# Text shown:
Question

A ball is thrown vertically upwards with velocity 20 m/s. find the time taken for the ball to reach a height of 20m

Answer 1

⇝ Given :-

• A ball is thrown vertically upwards with velocity 20 m/s.

• It reaches a height of 20 m.

⇝ To Find :-

• Time taken by the ball to reach a height of 20 m.

⇝ Solution :-

Here,

• Initial Velocity = u = 20 m/s

• Acceleration = a = - g = - 10 m/s²

• Height = s = 20 m

Let Time Taken by Ball = t second

❒ We Have 2nd Equation of Motion as :

$\large \bf \red\bigstar \: \: \orange{ \underbrace{ \underline{s = ut + \frac{1}{2}at {}^{2} }}}$

✧ Putting Given Values In above ;

$:\longmapsto \rm 20 = 20 \times t + \frac{1}{2} \times ( - 10) \times t {}^{2}$

$:\longmapsto \rm 20 = 20t - 5t {}^{2}$

$:\longmapsto \rm 5t {}^{2} - 20t + 20 = 0$

$\maltese \: \frak{Dividing \: \text Whole \: Equation \: b\text y \: 5}$

$:\longmapsto \bf t {}^{2} - 4t + 4 = 0$

$:\longmapsto \rm t(t - 2) - 2(t - 2) = 0$

$:\longmapsto \rm (t - 2)(t - 2) = 0$

$\purple{ \large :\longmapsto  \underline {\boxed{{\bf t = 2 \: s} }}}$

Therefore,

$\large\underline{\pink{\underline{\frak{\pmb{\text Time \: \text Taken = 2 \: second}}}}}$

⇝ Additional Information :-

✿ Three Equations of Motion :

$\blue{\large \qquad \boxed{\boxed{\begin{array}{cc} \maltese \: \: \bf v = u + at \\ \\ \maltese \: \: \bf s = ut + \dfrac{1}{2}a {t}^{2} \\ \\ \maltese \: \: \bf{v}^{2} - {u}^{2} = 2as\end{array}}}}$

Answer 2

Given :-

A ball is thrown vertically upwards with velocity 20 m/s

To Find :-

Time taken for the ball to reach a height of 20m

Solution :-

We know that

s = ut + 1/2 at²

20 = 20 × t + 1/2 × g × t²

20 = 20t + 1/2 × -10 × t²

20 = 20t + (-5)t²

20 - 20t + 5t² = 0

Rearrange

5t² - 20t + 20

5(t² - 4t + 4) = 0

t² - 4t + 4 = 0

t² - (2t + 2t) + 4 = 0

t² - 2t - 2t + 4 = 0

t(t - 2) - 2(t - 2) = 0

(t - 2)(t - 2) = 0

t - 2 = 0

t = 0 + 2

t = 2 sec

# Supplied records:

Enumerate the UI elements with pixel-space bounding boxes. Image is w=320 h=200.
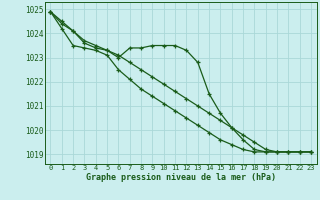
X-axis label: Graphe pression niveau de la mer (hPa): Graphe pression niveau de la mer (hPa) — [86, 173, 276, 182]
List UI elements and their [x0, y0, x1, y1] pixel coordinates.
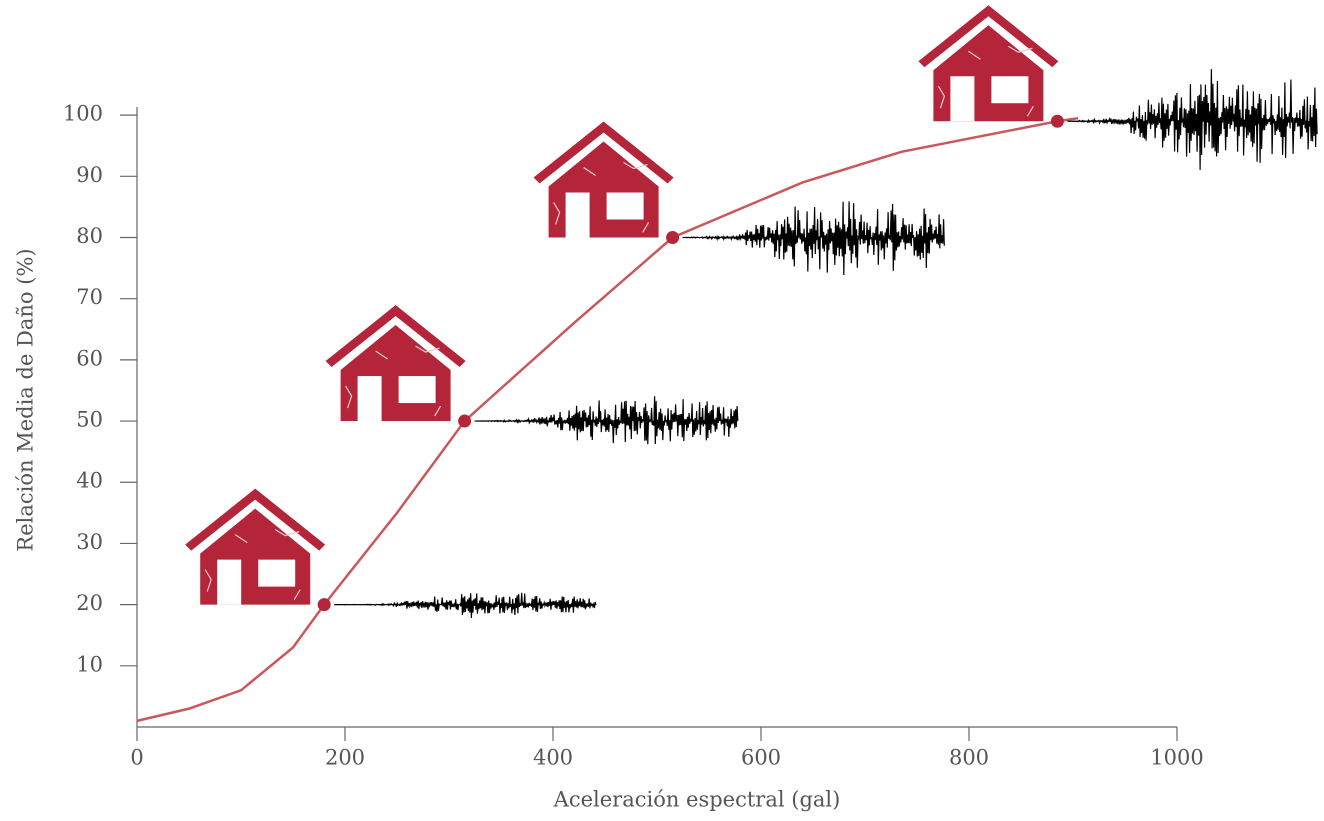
y-tick-label: 40 [76, 469, 103, 493]
house-icon [533, 121, 674, 238]
x-tick-label: 200 [325, 746, 365, 770]
y-axis-label: Relación Media de Daño (%) [14, 248, 38, 551]
y-tick-label: 100 [63, 102, 103, 126]
x-axis-label: Aceleración espectral (gal) [553, 788, 841, 812]
house-window [258, 559, 296, 587]
seismogram [682, 201, 945, 276]
y-tick-label: 20 [76, 591, 103, 615]
data-point [317, 598, 331, 612]
house-door [357, 376, 382, 422]
seismogram [1067, 69, 1318, 170]
house-icon [325, 305, 466, 422]
data-point [1050, 114, 1064, 128]
house-window [606, 192, 644, 220]
y-tick-label: 90 [76, 163, 103, 187]
y-tick-label: 10 [76, 652, 103, 676]
house-cracks [345, 345, 442, 417]
seismogram [474, 396, 739, 445]
house-icon [918, 5, 1059, 122]
data-point [458, 414, 472, 428]
x-tick-label: 600 [741, 746, 781, 770]
y-tick-label: 70 [76, 285, 103, 309]
house-door [217, 559, 242, 605]
house-door [565, 192, 590, 238]
seismogram [334, 592, 597, 618]
x-tick-label: 800 [949, 746, 989, 770]
x-tick-label: 0 [130, 746, 143, 770]
y-tick-label: 50 [76, 408, 103, 432]
y-tick-label: 80 [76, 224, 103, 248]
house-cracks [553, 161, 650, 233]
data-point [666, 230, 680, 244]
house-window [991, 76, 1029, 104]
house-window [398, 376, 436, 404]
house-icon [185, 488, 326, 605]
house-door [950, 76, 975, 122]
x-tick-label: 1000 [1150, 746, 1203, 770]
y-tick-label: 30 [76, 530, 103, 554]
y-tick-label: 60 [76, 346, 103, 370]
house-cracks [937, 45, 1034, 117]
house-cracks [204, 529, 301, 600]
x-tick-label: 400 [533, 746, 573, 770]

# Stated goal:
In the thread about the ball thrown straight up, what value does Answer 1 use for the acceleration? The records come from a separate source, unrelated to the thread.

# The answer:
It uses a = −g = −10 m/s².